#### [Task objective]
Return the records exactly as they are.

#### [Extracted entries]
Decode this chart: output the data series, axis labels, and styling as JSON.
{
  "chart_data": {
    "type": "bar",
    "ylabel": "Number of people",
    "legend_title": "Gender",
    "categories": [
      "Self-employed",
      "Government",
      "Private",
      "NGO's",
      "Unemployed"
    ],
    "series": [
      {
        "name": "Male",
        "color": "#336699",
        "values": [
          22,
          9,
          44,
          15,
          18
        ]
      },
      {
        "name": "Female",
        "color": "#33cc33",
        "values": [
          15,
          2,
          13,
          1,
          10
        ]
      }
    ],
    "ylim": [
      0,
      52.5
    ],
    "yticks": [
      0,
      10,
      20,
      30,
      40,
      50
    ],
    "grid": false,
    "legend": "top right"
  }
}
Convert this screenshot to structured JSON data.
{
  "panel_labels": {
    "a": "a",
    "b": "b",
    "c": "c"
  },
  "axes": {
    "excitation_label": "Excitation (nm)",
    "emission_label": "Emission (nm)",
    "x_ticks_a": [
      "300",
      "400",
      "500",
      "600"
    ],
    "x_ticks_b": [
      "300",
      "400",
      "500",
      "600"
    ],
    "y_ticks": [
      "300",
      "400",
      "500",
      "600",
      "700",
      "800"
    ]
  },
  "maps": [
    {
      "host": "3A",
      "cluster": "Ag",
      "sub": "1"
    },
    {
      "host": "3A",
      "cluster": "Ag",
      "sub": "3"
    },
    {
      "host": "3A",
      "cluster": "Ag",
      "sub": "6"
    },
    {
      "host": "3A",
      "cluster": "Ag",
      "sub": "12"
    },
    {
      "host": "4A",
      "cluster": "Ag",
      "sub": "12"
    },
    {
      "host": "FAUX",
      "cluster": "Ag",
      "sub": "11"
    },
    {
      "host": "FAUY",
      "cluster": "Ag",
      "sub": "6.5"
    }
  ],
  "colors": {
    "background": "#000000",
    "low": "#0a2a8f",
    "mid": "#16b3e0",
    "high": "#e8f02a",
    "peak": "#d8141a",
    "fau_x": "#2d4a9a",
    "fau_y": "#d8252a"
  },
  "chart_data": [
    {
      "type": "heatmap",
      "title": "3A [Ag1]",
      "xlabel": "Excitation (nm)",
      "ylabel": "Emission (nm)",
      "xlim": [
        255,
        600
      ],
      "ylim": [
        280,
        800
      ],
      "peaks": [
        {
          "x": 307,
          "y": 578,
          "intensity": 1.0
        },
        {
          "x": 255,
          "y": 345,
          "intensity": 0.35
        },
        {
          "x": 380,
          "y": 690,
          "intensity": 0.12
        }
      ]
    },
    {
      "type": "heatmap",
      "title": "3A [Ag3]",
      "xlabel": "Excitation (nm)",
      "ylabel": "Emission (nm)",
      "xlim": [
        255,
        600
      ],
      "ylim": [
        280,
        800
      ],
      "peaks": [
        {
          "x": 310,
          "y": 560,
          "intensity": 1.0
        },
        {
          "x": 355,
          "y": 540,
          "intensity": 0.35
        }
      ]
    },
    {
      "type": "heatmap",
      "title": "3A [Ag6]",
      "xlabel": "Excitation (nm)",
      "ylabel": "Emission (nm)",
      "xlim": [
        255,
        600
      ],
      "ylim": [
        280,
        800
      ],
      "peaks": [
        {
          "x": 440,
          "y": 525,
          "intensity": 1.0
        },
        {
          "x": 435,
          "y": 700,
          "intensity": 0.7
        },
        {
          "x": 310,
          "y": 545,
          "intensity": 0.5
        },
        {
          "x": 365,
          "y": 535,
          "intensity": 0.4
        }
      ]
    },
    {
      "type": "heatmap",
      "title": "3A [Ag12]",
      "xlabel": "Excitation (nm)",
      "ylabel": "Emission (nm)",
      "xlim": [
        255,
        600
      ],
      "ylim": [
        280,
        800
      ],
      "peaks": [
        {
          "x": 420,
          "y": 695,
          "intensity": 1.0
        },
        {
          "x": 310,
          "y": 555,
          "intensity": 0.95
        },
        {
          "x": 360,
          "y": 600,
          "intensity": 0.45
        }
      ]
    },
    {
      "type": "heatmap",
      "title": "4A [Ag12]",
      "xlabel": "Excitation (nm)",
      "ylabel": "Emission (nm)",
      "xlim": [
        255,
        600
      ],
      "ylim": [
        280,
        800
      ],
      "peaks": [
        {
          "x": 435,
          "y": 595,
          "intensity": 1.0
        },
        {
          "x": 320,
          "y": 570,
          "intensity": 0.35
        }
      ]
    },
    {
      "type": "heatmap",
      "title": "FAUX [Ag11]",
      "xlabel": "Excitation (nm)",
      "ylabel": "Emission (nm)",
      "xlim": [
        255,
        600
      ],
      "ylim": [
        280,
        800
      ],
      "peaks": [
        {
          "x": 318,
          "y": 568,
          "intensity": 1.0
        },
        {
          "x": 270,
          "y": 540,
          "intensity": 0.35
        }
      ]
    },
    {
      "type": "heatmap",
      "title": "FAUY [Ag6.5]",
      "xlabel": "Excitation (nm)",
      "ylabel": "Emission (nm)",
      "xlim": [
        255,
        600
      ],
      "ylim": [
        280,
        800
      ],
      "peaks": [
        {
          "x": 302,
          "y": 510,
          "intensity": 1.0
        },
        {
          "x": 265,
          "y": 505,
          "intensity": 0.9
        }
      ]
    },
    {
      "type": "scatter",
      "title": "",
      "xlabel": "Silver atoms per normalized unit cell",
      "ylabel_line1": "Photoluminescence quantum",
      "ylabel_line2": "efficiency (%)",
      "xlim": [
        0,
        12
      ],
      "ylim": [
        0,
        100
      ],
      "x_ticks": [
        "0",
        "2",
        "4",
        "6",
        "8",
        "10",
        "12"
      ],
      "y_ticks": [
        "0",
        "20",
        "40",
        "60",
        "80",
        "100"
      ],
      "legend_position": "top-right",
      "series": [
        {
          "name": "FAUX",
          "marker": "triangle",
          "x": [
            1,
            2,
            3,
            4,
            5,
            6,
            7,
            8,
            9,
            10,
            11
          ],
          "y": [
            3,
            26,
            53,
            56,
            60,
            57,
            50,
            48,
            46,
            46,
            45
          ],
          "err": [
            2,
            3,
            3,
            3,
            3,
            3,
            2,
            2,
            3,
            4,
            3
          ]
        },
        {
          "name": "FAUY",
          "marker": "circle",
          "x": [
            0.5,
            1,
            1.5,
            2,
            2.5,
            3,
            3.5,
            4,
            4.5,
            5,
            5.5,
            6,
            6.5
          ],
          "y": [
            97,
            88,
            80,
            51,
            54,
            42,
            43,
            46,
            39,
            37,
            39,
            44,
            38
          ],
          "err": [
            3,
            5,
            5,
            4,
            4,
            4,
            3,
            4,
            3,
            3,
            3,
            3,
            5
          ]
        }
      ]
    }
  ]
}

#### [Response to the task]
Decode this chart: output the data series, axis labels, and styling as JSON.
{
  "chart_data": {
    "type": "bar",
    "ylabel": "Number of people",
    "legend_title": "Gender",
    "categories": [
      "Self-employed",
      "Government",
      "Private",
      "NGO's",
      "Unemployed"
    ],
    "series": [
      {
        "name": "Male",
        "color": "#336699",
        "values": [
          22,
          9,
          44,
          15,
          18
        ]
      },
      {
        "name": "Female",
        "color": "#33cc33",
        "values": [
          15,
          2,
          13,
          1,
          10
        ]
      }
    ],
    "ylim": [
      0,
      52.5
    ],
    "yticks": [
      0,
      10,
      20,
      30,
      40,
      50
    ],
    "grid": false,
    "legend": "top right"
  }
}
Convert this screenshot to structured JSON data.
{
  "panel_labels": {
    "a": "a",
    "b": "b",
    "c": "c"
  },
  "axes": {
    "excitation_label": "Excitation (nm)",
    "emission_label": "Emission (nm)",
    "x_ticks_a": [
      "300",
      "400",
      "500",
      "600"
    ],
    "x_ticks_b": [
      "300",
      "400",
      "500",
      "600"
    ],
    "y_ticks": [
      "300",
      "400",
      "500",
      "600",
      "700",
      "800"
    ]
  },
  "maps": [
    {
      "host": "3A",
      "cluster": "Ag",
      "sub": "1"
    },
    {
      "host": "3A",
      "cluster": "Ag",
      "sub": "3"
    },
    {
      "host": "3A",
      "cluster": "Ag",
      "sub": "6"
    },
    {
      "host": "3A",
      "cluster": "Ag",
      "sub": "12"
    },
    {
      "host": "4A",
      "cluster": "Ag",
      "sub": "12"
    },
    {
      "host": "FAUX",
      "cluster": "Ag",
      "sub": "11"
    },
    {
      "host": "FAUY",
      "cluster": "Ag",
      "sub": "6.5"
    }
  ],
  "colors": {
    "background": "#000000",
    "low": "#0a2a8f",
    "mid": "#16b3e0",
    "high": "#e8f02a",
    "peak": "#d8141a",
    "fau_x": "#2d4a9a",
    "fau_y": "#d8252a"
  },
  "chart_data": [
    {
      "type": "heatmap",
      "title": "3A [Ag1]",
      "xlabel": "Excitation (nm)",
      "ylabel": "Emission (nm)",
      "xlim": [
        255,
        600
      ],
      "ylim": [
        280,
        800
      ],
      "peaks": [
        {
          "x": 307,
          "y": 578,
          "intensity": 1.0
        },
        {
          "x": 255,
          "y": 345,
          "intensity": 0.35
        },
        {
          "x": 380,
          "y": 690,
          "intensity": 0.12
        }
      ]
    },
    {
      "type": "heatmap",
      "title": "3A [Ag3]",
      "xlabel": "Excitation (nm)",
      "ylabel": "Emission (nm)",
      "xlim": [
        255,
        600
      ],
      "ylim": [
        280,
        800
      ],
      "peaks": [
        {
          "x": 310,
          "y": 560,
          "intensity": 1.0
        },
        {
          "x": 355,
          "y": 540,
          "intensity": 0.35
        }
      ]
    },
    {
      "type": "heatmap",
      "title": "3A [Ag6]",
      "xlabel": "Excitation (nm)",
      "ylabel": "Emission (nm)",
      "xlim": [
        255,
        600
      ],
      "ylim": [
        280,
        800
      ],
      "peaks": [
        {
          "x": 440,
          "y": 525,
          "intensity": 1.0
        },
        {
          "x": 435,
          "y": 700,
          "intensity": 0.7
        },
        {
          "x": 310,
          "y": 545,
          "intensity": 0.5
        },
        {
          "x": 365,
          "y": 535,
          "intensity": 0.4
        }
      ]
    },
    {
      "type": "heatmap",
      "title": "3A [Ag12]",
      "xlabel": "Excitation (nm)",
      "ylabel": "Emission (nm)",
      "xlim": [
        255,
        600
      ],
      "ylim": [
        280,
        800
      ],
      "peaks": [
        {
          "x": 420,
          "y": 695,
          "intensity": 1.0
        },
        {
          "x": 310,
          "y": 555,
          "intensity": 0.95
        },
        {
          "x": 360,
          "y": 600,
          "intensity": 0.45
        }
      ]
    },
    {
      "type": "heatmap",
      "title": "4A [Ag12]",
      "xlabel": "Excitation (nm)",
      "ylabel": "Emission (nm)",
      "xlim": [
        255,
        600
      ],
      "ylim": [
        280,
        800
      ],
      "peaks": [
        {
          "x": 435,
          "y": 595,
          "intensity": 1.0
        },
        {
          "x": 320,
          "y": 570,
          "intensity": 0.35
        }
      ]
    },
    {
      "type": "heatmap",
      "title": "FAUX [Ag11]",
      "xlabel": "Excitation (nm)",
      "ylabel": "Emission (nm)",
      "xlim": [
        255,
        600
      ],
      "ylim": [
        280,
        800
      ],
      "peaks": [
        {
          "x": 318,
          "y": 568,
          "intensity": 1.0
        },
        {
          "x": 270,
          "y": 540,
          "intensity": 0.35
        }
      ]
    },
    {
      "type": "heatmap",
      "title": "FAUY [Ag6.5]",
      "xlabel": "Excitation (nm)",
      "ylabel": "Emission (nm)",
      "xlim": [
        255,
        600
      ],
      "ylim": [
        280,
        800
      ],
      "peaks": [
        {
          "x": 302,
          "y": 510,
          "intensity": 1.0
        },
        {
          "x": 265,
          "y": 505,
          "intensity": 0.9
        }
      ]
    },
    {
      "type": "scatter",
      "title": "",
      "xlabel": "Silver atoms per normalized unit cell",
      "ylabel_line1": "Photoluminescence quantum",
      "ylabel_line2": "efficiency (%)",
      "xlim": [
        0,
        12
      ],
      "ylim": [
        0,
        100
      ],
      "x_ticks": [
        "0",
        "2",
        "4",
        "6",
        "8",
        "10",
        "12"
      ],
      "y_ticks": [
        "0",
        "20",
        "40",
        "60",
        "80",
        "100"
      ],
      "legend_position": "top-right",
      "series": [
        {
          "name": "FAUX",
          "marker": "triangle",
          "x": [
            1,
            2,
            3,
            4,
            5,
            6,
            7,
            8,
            9,
            10,
            11
          ],
          "y": [
            3,
            26,
            53,
            56,
            60,
            57,
            50,
            48,
            46,
            46,
            45
          ],
          "err": [
            2,
            3,
            3,
            3,
            3,
            3,
            2,
            2,
            3,
            4,
            3
          ]
        },
        {
          "name": "FAUY",
          "marker": "circle",
          "x": [
            0.5,
            1,
            1.5,
            2,
            2.5,
            3,
            3.5,
            4,
            4.5,
            5,
            5.5,
            6,
            6.5
          ],
          "y": [
            97,
            88,
            80,
            51,
            54,
            42,
            43,
            46,
            39,
            37,
            39,
            44,
            38
          ],
          "err": [
            3,
            5,
            5,
            4,
            4,
            4,
            3,
            4,
            3,
            3,
            3,
            3,
            5
          ]
        }
      ]
    }
  ]
}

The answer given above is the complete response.